EXERCISE BRIEF
Render every entry verbatim.

* begin EXERCISE INPUT *

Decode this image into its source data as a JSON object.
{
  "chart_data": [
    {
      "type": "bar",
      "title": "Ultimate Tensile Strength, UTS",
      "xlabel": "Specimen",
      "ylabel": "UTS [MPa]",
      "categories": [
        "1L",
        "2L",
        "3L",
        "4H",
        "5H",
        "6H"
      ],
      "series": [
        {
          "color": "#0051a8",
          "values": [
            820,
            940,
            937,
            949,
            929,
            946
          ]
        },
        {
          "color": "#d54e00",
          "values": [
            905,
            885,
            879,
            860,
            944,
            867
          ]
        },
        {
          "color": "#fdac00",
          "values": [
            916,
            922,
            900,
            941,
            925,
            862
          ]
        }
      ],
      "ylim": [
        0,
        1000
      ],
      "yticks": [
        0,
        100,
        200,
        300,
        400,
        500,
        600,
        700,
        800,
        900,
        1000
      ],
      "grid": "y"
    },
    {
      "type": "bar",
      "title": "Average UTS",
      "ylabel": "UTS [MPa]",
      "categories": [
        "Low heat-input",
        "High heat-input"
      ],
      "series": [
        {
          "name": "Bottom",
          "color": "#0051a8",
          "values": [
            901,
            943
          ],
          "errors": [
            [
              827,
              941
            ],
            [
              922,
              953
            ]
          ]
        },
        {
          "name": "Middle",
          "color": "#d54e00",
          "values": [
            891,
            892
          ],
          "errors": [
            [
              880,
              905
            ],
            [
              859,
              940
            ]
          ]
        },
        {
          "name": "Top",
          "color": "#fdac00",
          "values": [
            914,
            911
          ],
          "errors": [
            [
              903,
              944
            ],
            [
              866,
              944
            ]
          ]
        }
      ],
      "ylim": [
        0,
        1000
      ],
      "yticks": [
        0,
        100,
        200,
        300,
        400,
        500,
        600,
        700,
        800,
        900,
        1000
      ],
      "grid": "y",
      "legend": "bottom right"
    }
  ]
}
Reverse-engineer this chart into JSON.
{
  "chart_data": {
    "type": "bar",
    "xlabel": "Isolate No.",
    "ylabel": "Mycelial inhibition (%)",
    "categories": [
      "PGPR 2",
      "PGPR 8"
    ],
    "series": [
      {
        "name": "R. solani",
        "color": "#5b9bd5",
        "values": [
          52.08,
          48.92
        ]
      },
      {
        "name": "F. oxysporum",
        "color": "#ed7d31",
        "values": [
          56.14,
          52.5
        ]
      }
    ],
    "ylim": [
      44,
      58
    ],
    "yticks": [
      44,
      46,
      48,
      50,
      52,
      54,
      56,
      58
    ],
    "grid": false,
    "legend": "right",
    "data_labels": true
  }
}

* end EXERCISE INPUT *

RESULT
Decode this image into its source data as a JSON object.
{
  "chart_data": [
    {
      "type": "bar",
      "title": "Ultimate Tensile Strength, UTS",
      "xlabel": "Specimen",
      "ylabel": "UTS [MPa]",
      "categories": [
        "1L",
        "2L",
        "3L",
        "4H",
        "5H",
        "6H"
      ],
      "series": [
        {
          "color": "#0051a8",
          "values": [
            820,
            940,
            937,
            949,
            929,
            946
          ]
        },
        {
          "color": "#d54e00",
          "values": [
            905,
            885,
            879,
            860,
            944,
            867
          ]
        },
        {
          "color": "#fdac00",
          "values": [
            916,
            922,
            900,
            941,
            925,
            862
          ]
        }
      ],
      "ylim": [
        0,
        1000
      ],
      "yticks": [
        0,
        100,
        200,
        300,
        400,
        500,
        600,
        700,
        800,
        900,
        1000
      ],
      "grid": "y"
    },
    {
      "type": "bar",
      "title": "Average UTS",
      "ylabel": "UTS [MPa]",
      "categories": [
        "Low heat-input",
        "High heat-input"
      ],
      "series": [
        {
          "name": "Bottom",
          "color": "#0051a8",
          "values": [
            901,
            943
          ],
          "errors": [
            [
              827,
              941
            ],
            [
              922,
              953
            ]
          ]
        },
        {
          "name": "Middle",
          "color": "#d54e00",
          "values": [
            891,
            892
          ],
          "errors": [
            [
              880,
              905
            ],
            [
              859,
              940
            ]
          ]
        },
        {
          "name": "Top",
          "color": "#fdac00",
          "values": [
            914,
            911
          ],
          "errors": [
            [
              903,
              944
            ],
            [
              866,
              944
            ]
          ]
        }
      ],
      "ylim": [
        0,
        1000
      ],
      "yticks": [
        0,
        100,
        200,
        300,
        400,
        500,
        600,
        700,
        800,
        900,
        1000
      ],
      "grid": "y",
      "legend": "bottom right"
    }
  ]
}
Reverse-engineer this chart into JSON.
{
  "chart_data": {
    "type": "bar",
    "xlabel": "Isolate No.",
    "ylabel": "Mycelial inhibition (%)",
    "categories": [
      "PGPR 2",
      "PGPR 8"
    ],
    "series": [
      {
        "name": "R. solani",
        "color": "#5b9bd5",
        "values": [
          52.08,
          48.92
        ]
      },
      {
        "name": "F. oxysporum",
        "color": "#ed7d31",
        "values": [
          56.14,
          52.5
        ]
      }
    ],
    "ylim": [
      44,
      58
    ],
    "yticks": [
      44,
      46,
      48,
      50,
      52,
      54,
      56,
      58
    ],
    "grid": false,
    "legend": "right",
    "data_labels": true
  }
}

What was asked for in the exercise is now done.